### Written instruction
Transcribe all of the material exactly.

### Dataset excerpts
+++++
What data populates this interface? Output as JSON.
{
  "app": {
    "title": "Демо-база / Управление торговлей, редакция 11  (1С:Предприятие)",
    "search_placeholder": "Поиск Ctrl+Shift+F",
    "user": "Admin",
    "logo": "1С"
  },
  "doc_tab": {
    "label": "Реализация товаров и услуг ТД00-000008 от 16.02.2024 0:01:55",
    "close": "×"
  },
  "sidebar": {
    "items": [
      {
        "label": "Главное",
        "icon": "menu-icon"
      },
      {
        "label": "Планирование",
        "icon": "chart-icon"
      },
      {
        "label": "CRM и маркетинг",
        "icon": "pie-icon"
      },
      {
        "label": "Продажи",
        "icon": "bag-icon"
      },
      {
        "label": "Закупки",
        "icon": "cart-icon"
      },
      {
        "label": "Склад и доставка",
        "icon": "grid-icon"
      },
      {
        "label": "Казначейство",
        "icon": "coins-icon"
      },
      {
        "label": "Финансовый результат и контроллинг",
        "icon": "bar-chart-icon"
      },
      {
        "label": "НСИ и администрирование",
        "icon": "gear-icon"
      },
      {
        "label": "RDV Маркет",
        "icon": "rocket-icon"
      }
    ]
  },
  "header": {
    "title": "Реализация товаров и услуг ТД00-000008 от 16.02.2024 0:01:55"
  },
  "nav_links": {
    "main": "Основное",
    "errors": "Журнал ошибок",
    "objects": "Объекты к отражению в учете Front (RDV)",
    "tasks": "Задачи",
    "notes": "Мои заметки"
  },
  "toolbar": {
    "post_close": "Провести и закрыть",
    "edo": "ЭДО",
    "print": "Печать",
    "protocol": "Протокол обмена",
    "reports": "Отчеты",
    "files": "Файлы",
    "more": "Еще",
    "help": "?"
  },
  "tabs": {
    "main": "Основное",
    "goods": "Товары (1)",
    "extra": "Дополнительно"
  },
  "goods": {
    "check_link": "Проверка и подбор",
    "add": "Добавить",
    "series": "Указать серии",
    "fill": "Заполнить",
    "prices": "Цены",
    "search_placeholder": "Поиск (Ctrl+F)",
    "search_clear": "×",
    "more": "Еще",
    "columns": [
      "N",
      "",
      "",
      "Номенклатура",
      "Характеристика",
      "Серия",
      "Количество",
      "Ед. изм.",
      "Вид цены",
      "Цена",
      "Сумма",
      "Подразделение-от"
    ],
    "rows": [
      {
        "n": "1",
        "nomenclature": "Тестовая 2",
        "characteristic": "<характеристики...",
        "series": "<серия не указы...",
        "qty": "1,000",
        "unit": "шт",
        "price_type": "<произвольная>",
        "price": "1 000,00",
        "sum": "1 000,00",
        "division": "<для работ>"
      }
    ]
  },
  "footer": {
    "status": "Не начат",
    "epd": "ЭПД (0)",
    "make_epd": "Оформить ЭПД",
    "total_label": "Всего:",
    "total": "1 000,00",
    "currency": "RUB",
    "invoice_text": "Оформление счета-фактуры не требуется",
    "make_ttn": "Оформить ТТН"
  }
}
+++++
### The output
What data populates this interface? Output as JSON.
{
  "app": {
    "title": "Демо-база / Управление торговлей, редакция 11  (1С:Предприятие)",
    "search_placeholder": "Поиск Ctrl+Shift+F",
    "user": "Admin",
    "logo": "1С"
  },
  "doc_tab": {
    "label": "Реализация товаров и услуг ТД00-000008 от 16.02.2024 0:01:55",
    "close": "×"
  },
  "sidebar": {
    "items": [
      {
        "label": "Главное",
        "icon": "menu-icon"
      },
      {
        "label": "Планирование",
        "icon": "chart-icon"
      },
      {
        "label": "CRM и маркетинг",
        "icon": "pie-icon"
      },
      {
        "label": "Продажи",
        "icon": "bag-icon"
      },
      {
        "label": "Закупки",
        "icon": "cart-icon"
      },
      {
        "label": "Склад и доставка",
        "icon": "grid-icon"
      },
      {
        "label": "Казначейство",
        "icon": "coins-icon"
      },
      {
        "label": "Финансовый результат и контроллинг",
        "icon": "bar-chart-icon"
      },
      {
        "label": "НСИ и администрирование",
        "icon": "gear-icon"
      },
      {
        "label": "RDV Маркет",
        "icon": "rocket-icon"
      }
    ]
  },
  "header": {
    "title": "Реализация товаров и услуг ТД00-000008 от 16.02.2024 0:01:55"
  },
  "nav_links": {
    "main": "Основное",
    "errors": "Журнал ошибок",
    "objects": "Объекты к отражению в учете Front (RDV)",
    "tasks": "Задачи",
    "notes": "Мои заметки"
  },
  "toolbar": {
    "post_close": "Провести и закрыть",
    "edo": "ЭДО",
    "print": "Печать",
    "protocol": "Протокол обмена",
    "reports": "Отчеты",
    "files": "Файлы",
    "more": "Еще",
    "help": "?"
  },
  "tabs": {
    "main": "Основное",
    "goods": "Товары (1)",
    "extra": "Дополнительно"
  },
  "goods": {
    "check_link": "Проверка и подбор",
    "add": "Добавить",
    "series": "Указать серии",
    "fill": "Заполнить",
    "prices": "Цены",
    "search_placeholder": "Поиск (Ctrl+F)",
    "search_clear": "×",
    "more": "Еще",
    "columns": [
      "N",
      "",
      "",
      "Номенклатура",
      "Характеристика",
      "Серия",
      "Количество",
      "Ед. изм.",
      "Вид цены",
      "Цена",
      "Сумма",
      "Подразделение-от"
    ],
    "rows": [
      {
        "n": "1",
        "nomenclature": "Тестовая 2",
        "characteristic": "<характеристики...",
        "series": "<серия не указы...",
        "qty": "1,000",
        "unit": "шт",
        "price_type": "<произвольная>",
        "price": "1 000,00",
        "sum": "1 000,00",
        "division": "<для работ>"
      }
    ]
  },
  "footer": {
    "status": "Не начат",
    "epd": "ЭПД (0)",
    "make_epd": "Оформить ЭПД",
    "total_label": "Всего:",
    "total": "1 000,00",
    "currency": "RUB",
    "invoice_text": "Оформление счета-фактуры не требуется",
    "make_ttn": "Оформить ТТН"
  }
}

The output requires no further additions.